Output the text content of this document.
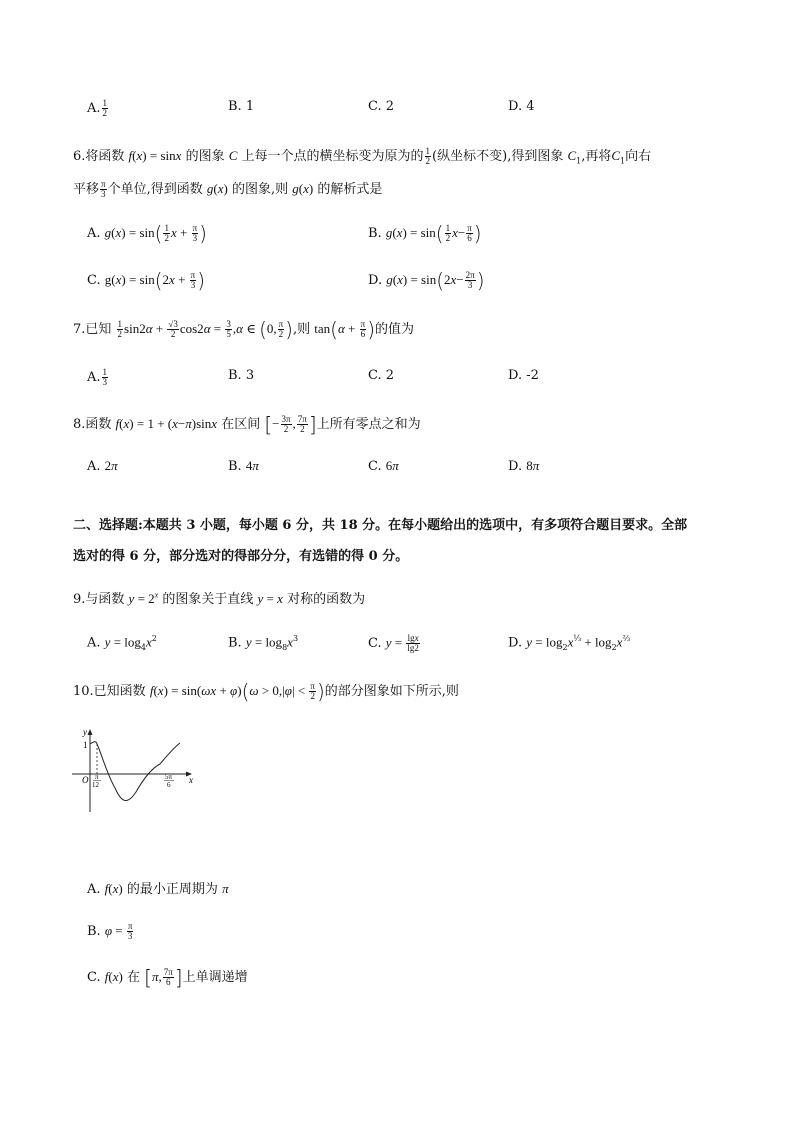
A. $\frac{1}{2}$	B. 1	C. 2	D. 4
6.将函数 f(x) = sinx 的图象 C 上每一个点的横坐标变为原为的 $\frac{1}{2}$ (纵坐标不变),得到图象 $C_1$,再将$C_1$向右
平移 $\frac{\pi}{3}$ 个单位,得到函数 g(x) 的图象,则 g(x) 的解析式是
A. $g(x) = \sin( \frac{1}{2}$ $x + \frac{\pi}{3}$ )	B. $g(x) = \sin( \frac{1}{2} x- \frac{\pi}{6}$ )
C. $g(x) = \sin(2x + \frac{\pi}{3}$ )	D. $g(x) = \sin(2x- \frac{2\pi}{3}$ )
7.已知 $\frac{1}{2} \sin 2\alpha + \frac{√3}{2} \cos 2\alpha = \frac{3}{5} ,\alpha$ ∈ (0, $\frac{\pi}{2}$ ),则 $\tan(\alpha + \frac{\pi}{6}$ )的值为
A. $\frac{1}{3}$	B. 3	C. 2	D. -2
8.函数 f(x) = 1 + (x−π)sinx 在区间 [− $\frac{3\pi}{2}$ , $\frac{7\pi}{2}$ ]上所有零点之和为
A. 2π	B. 4π	C. 6π	D. 8π
二、选择题:本题共 3 小题，每小题 6 分，共 18 分。在每小题给出的选项中，有多项符合题目要求。全部
选对的得 6 分，部分选对的得部分分，有选错的得 0 分。
9.与函数 $y = 2^x$ 的图象关于直线 y = x 对称的函数为
A. $y = \log_4x^2$	B. $y = \log_8x^3$	C. $y = \frac{\lg x}{\lg 2}$	D. $y = \log_2x^{\frac{1}{3}} + \log_2x^{\frac{2}{3}}$
10.已知函数 $f(x) = \sin(\omega x + \varphi)(\omega > 0,|\varphi| < \frac{\pi}{2}$ )的部分图象如下所示,则
y
x
O
1
π
12
5π
6
A. f(x) 的最小正周期为 π
B. $\varphi = \frac{\pi}{3}$
C. f(x) 在 [π, $\frac{7\pi}{6}$ ]上单调递增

■ ■ ■ ■

DO THIS.
Transcribe the listing in full. Omit the pictures and keep every line exact.

WRITTEN ANSWER.
Output the text content of this document.
A. $\frac{1}{2}$	B. 1	C. 2	D. 4
6.将函数 f(x) = sinx 的图象 C 上每一个点的横坐标变为原为的 $\frac{1}{2}$ (纵坐标不变),得到图象 $C_1$,再将$C_1$向右
平移 $\frac{\pi}{3}$ 个单位,得到函数 g(x) 的图象,则 g(x) 的解析式是
A. $g(x) = \sin( \frac{1}{2}$ $x + \frac{\pi}{3}$ )	B. $g(x) = \sin( \frac{1}{2} x- \frac{\pi}{6}$ )
C. $g(x) = \sin(2x + \frac{\pi}{3}$ )	D. $g(x) = \sin(2x- \frac{2\pi}{3}$ )
7.已知 $\frac{1}{2} \sin 2\alpha + \frac{√3}{2} \cos 2\alpha = \frac{3}{5} ,\alpha$ ∈ (0, $\frac{\pi}{2}$ ),则 $\tan(\alpha + \frac{\pi}{6}$ )的值为
A. $\frac{1}{3}$	B. 3	C. 2	D. -2
8.函数 f(x) = 1 + (x−π)sinx 在区间 [− $\frac{3\pi}{2}$ , $\frac{7\pi}{2}$ ]上所有零点之和为
A. 2π	B. 4π	C. 6π	D. 8π
二、选择题:本题共 3 小题，每小题 6 分，共 18 分。在每小题给出的选项中，有多项符合题目要求。全部
选对的得 6 分，部分选对的得部分分，有选错的得 0 分。
9.与函数 $y = 2^x$ 的图象关于直线 y = x 对称的函数为
A. $y = \log_4x^2$	B. $y = \log_8x^3$	C. $y = \frac{\lg x}{\lg 2}$	D. $y = \log_2x^{\frac{1}{3}} + \log_2x^{\frac{2}{3}}$
10.已知函数 $f(x) = \sin(\omega x + \varphi)(\omega > 0,|\varphi| < \frac{\pi}{2}$ )的部分图象如下所示,则
y
x
O
1
π
12
5π
6
A. f(x) 的最小正周期为 π
B. $\varphi = \frac{\pi}{3}$
C. f(x) 在 [π, $\frac{7\pi}{6}$ ]上单调递增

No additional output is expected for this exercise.